### Input records
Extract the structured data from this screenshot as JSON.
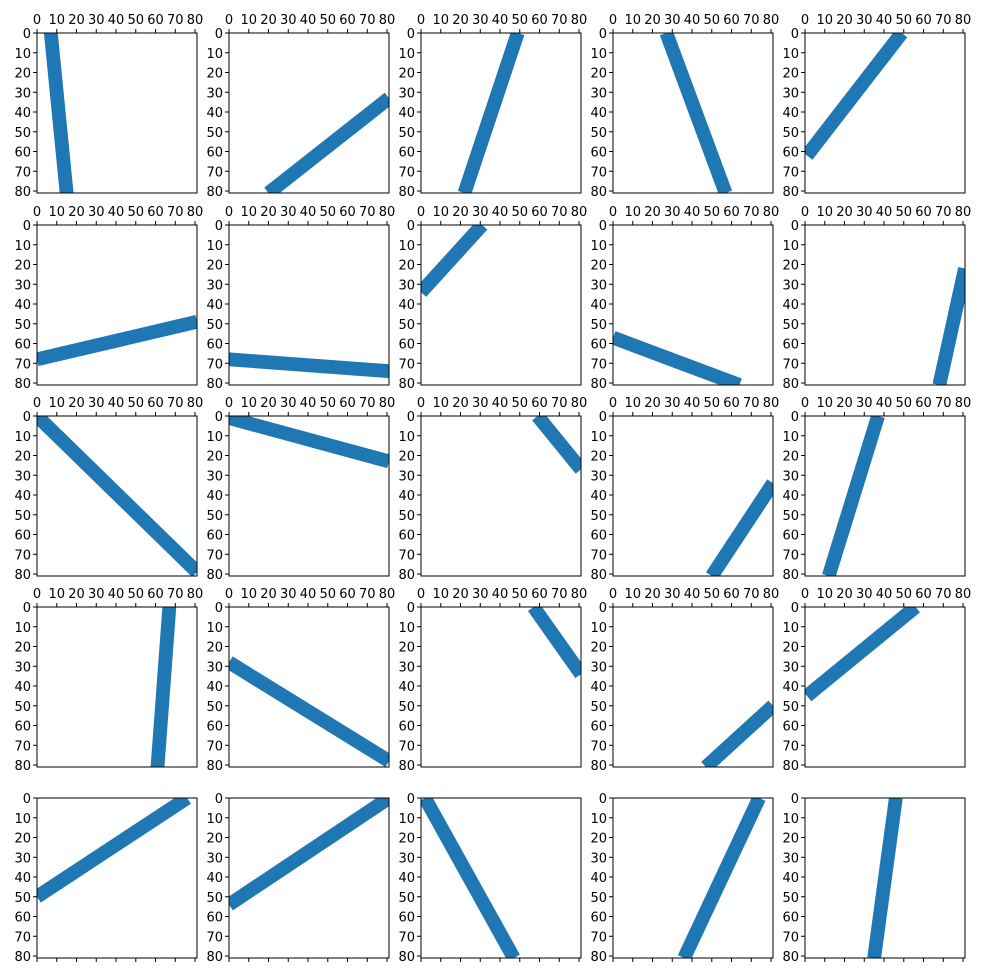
{
  "chart_data": {
    "type": "image_grid",
    "rows": 5,
    "cols": 5,
    "pixel_range": [
      0,
      81
    ],
    "x_ticks": [
      0,
      10,
      20,
      30,
      40,
      50,
      60,
      70,
      80
    ],
    "y_ticks": [
      0,
      10,
      20,
      30,
      40,
      50,
      60,
      70,
      80
    ],
    "stroke_color": "#1f77b4",
    "panels": [
      {
        "p1": [
          7,
          0
        ],
        "p2": [
          15,
          81
        ]
      },
      {
        "p1": [
          20,
          81
        ],
        "p2": [
          81,
          33
        ]
      },
      {
        "p1": [
          22,
          81
        ],
        "p2": [
          49,
          0
        ]
      },
      {
        "p1": [
          27,
          0
        ],
        "p2": [
          57,
          81
        ]
      },
      {
        "p1": [
          1,
          62
        ],
        "p2": [
          49,
          0
        ]
      },
      {
        "p1": [
          0,
          68
        ],
        "p2": [
          81,
          49
        ]
      },
      {
        "p1": [
          0,
          68
        ],
        "p2": [
          81,
          74
        ]
      },
      {
        "p1": [
          0,
          34
        ],
        "p2": [
          31,
          0
        ]
      },
      {
        "p1": [
          0,
          57
        ],
        "p2": [
          64,
          81
        ]
      },
      {
        "p1": [
          68,
          81
        ],
        "p2": [
          81,
          22
        ]
      },
      {
        "p1": [
          0,
          0
        ],
        "p2": [
          81,
          79
        ]
      },
      {
        "p1": [
          0,
          1
        ],
        "p2": [
          81,
          23
        ]
      },
      {
        "p1": [
          59,
          0
        ],
        "p2": [
          81,
          27
        ]
      },
      {
        "p1": [
          50,
          81
        ],
        "p2": [
          81,
          34
        ]
      },
      {
        "p1": [
          12,
          81
        ],
        "p2": [
          37,
          0
        ]
      },
      {
        "p1": [
          67,
          0
        ],
        "p2": [
          61,
          81
        ]
      },
      {
        "p1": [
          0,
          28
        ],
        "p2": [
          81,
          78
        ]
      },
      {
        "p1": [
          57,
          0
        ],
        "p2": [
          81,
          34
        ]
      },
      {
        "p1": [
          47,
          81
        ],
        "p2": [
          81,
          50
        ]
      },
      {
        "p1": [
          1,
          45
        ],
        "p2": [
          56,
          0
        ]
      },
      {
        "p1": [
          0,
          50
        ],
        "p2": [
          76,
          0
        ]
      },
      {
        "p1": [
          0,
          54
        ],
        "p2": [
          81,
          0
        ]
      },
      {
        "p1": [
          2,
          0
        ],
        "p2": [
          47,
          81
        ]
      },
      {
        "p1": [
          36,
          81
        ],
        "p2": [
          74,
          0
        ]
      },
      {
        "p1": [
          35,
          81
        ],
        "p2": [
          46,
          0
        ]
      }
    ]
  }
}
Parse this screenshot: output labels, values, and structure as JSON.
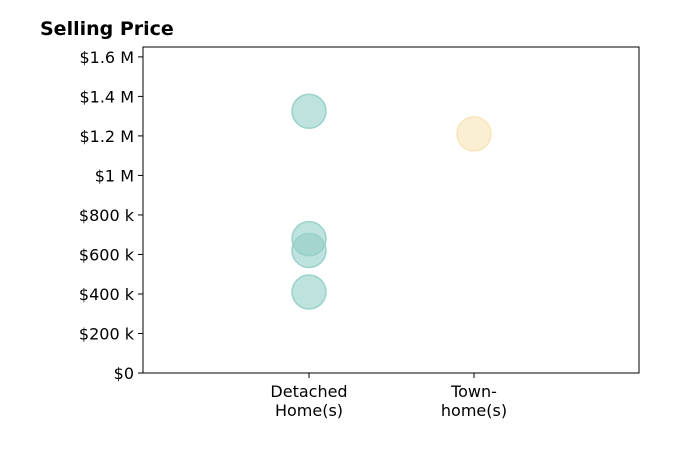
{
  "chart_data": {
    "type": "scatter",
    "title": "Selling Price",
    "xlabel": "",
    "ylabel": "",
    "categories": [
      [
        "Detached",
        "Home(s)"
      ],
      [
        "Town-",
        "home(s)"
      ]
    ],
    "ylim": [
      0,
      1650000
    ],
    "y_ticks": [
      0,
      200000,
      400000,
      600000,
      800000,
      1000000,
      1200000,
      1400000,
      1600000
    ],
    "y_tick_labels": [
      "$0",
      "$200 k",
      "$400 k",
      "$600 k",
      "$800 k",
      "$1 M",
      "$1.2 M",
      "$1.4 M",
      "$1.6 M"
    ],
    "grid": false,
    "legend": "none",
    "series": [
      {
        "category_index": 0,
        "color": "#93cfc7",
        "values": [
          1325000,
          680000,
          620000,
          410000
        ]
      },
      {
        "category_index": 1,
        "color": "#f7e3b5",
        "values": [
          1210000
        ]
      }
    ]
  }
}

### Task details
Leave the pictures out and print the records above exactly as they stand.

### Answer
Extract the structured data from this screenshot as JSON.
{
  "chart_data": {
    "type": "image_grid",
    "rows": 5,
    "cols": 5,
    "pixel_range": [
      0,
      81
    ],
    "x_ticks": [
      0,
      10,
      20,
      30,
      40,
      50,
      60,
      70,
      80
    ],
    "y_ticks": [
      0,
      10,
      20,
      30,
      40,
      50,
      60,
      70,
      80
    ],
    "stroke_color": "#1f77b4",
    "panels": [
      {
        "p1": [
          7,
          0
        ],
        "p2": [
          15,
          81
        ]
      },
      {
        "p1": [
          20,
          81
        ],
        "p2": [
          81,
          33
        ]
      },
      {
        "p1": [
          22,
          81
        ],
        "p2": [
          49,
          0
        ]
      },
      {
        "p1": [
          27,
          0
        ],
        "p2": [
          57,
          81
        ]
      },
      {
        "p1": [
          1,
          62
        ],
        "p2": [
          49,
          0
        ]
      },
      {
        "p1": [
          0,
          68
        ],
        "p2": [
          81,
          49
        ]
      },
      {
        "p1": [
          0,
          68
        ],
        "p2": [
          81,
          74
        ]
      },
      {
        "p1": [
          0,
          34
        ],
        "p2": [
          31,
          0
        ]
      },
      {
        "p1": [
          0,
          57
        ],
        "p2": [
          64,
          81
        ]
      },
      {
        "p1": [
          68,
          81
        ],
        "p2": [
          81,
          22
        ]
      },
      {
        "p1": [
          0,
          0
        ],
        "p2": [
          81,
          79
        ]
      },
      {
        "p1": [
          0,
          1
        ],
        "p2": [
          81,
          23
        ]
      },
      {
        "p1": [
          59,
          0
        ],
        "p2": [
          81,
          27
        ]
      },
      {
        "p1": [
          50,
          81
        ],
        "p2": [
          81,
          34
        ]
      },
      {
        "p1": [
          12,
          81
        ],
        "p2": [
          37,
          0
        ]
      },
      {
        "p1": [
          67,
          0
        ],
        "p2": [
          61,
          81
        ]
      },
      {
        "p1": [
          0,
          28
        ],
        "p2": [
          81,
          78
        ]
      },
      {
        "p1": [
          57,
          0
        ],
        "p2": [
          81,
          34
        ]
      },
      {
        "p1": [
          47,
          81
        ],
        "p2": [
          81,
          50
        ]
      },
      {
        "p1": [
          1,
          45
        ],
        "p2": [
          56,
          0
        ]
      },
      {
        "p1": [
          0,
          50
        ],
        "p2": [
          76,
          0
        ]
      },
      {
        "p1": [
          0,
          54
        ],
        "p2": [
          81,
          0
        ]
      },
      {
        "p1": [
          2,
          0
        ],
        "p2": [
          47,
          81
        ]
      },
      {
        "p1": [
          36,
          81
        ],
        "p2": [
          74,
          0
        ]
      },
      {
        "p1": [
          35,
          81
        ],
        "p2": [
          46,
          0
        ]
      }
    ]
  }
}
Parse this screenshot: output labels, values, and structure as JSON.
{
  "chart_data": {
    "type": "scatter",
    "title": "Selling Price",
    "xlabel": "",
    "ylabel": "",
    "categories": [
      [
        "Detached",
        "Home(s)"
      ],
      [
        "Town-",
        "home(s)"
      ]
    ],
    "ylim": [
      0,
      1650000
    ],
    "y_ticks": [
      0,
      200000,
      400000,
      600000,
      800000,
      1000000,
      1200000,
      1400000,
      1600000
    ],
    "y_tick_labels": [
      "$0",
      "$200 k",
      "$400 k",
      "$600 k",
      "$800 k",
      "$1 M",
      "$1.2 M",
      "$1.4 M",
      "$1.6 M"
    ],
    "grid": false,
    "legend": "none",
    "series": [
      {
        "category_index": 0,
        "color": "#93cfc7",
        "values": [
          1325000,
          680000,
          620000,
          410000
        ]
      },
      {
        "category_index": 1,
        "color": "#f7e3b5",
        "values": [
          1210000
        ]
      }
    ]
  }
}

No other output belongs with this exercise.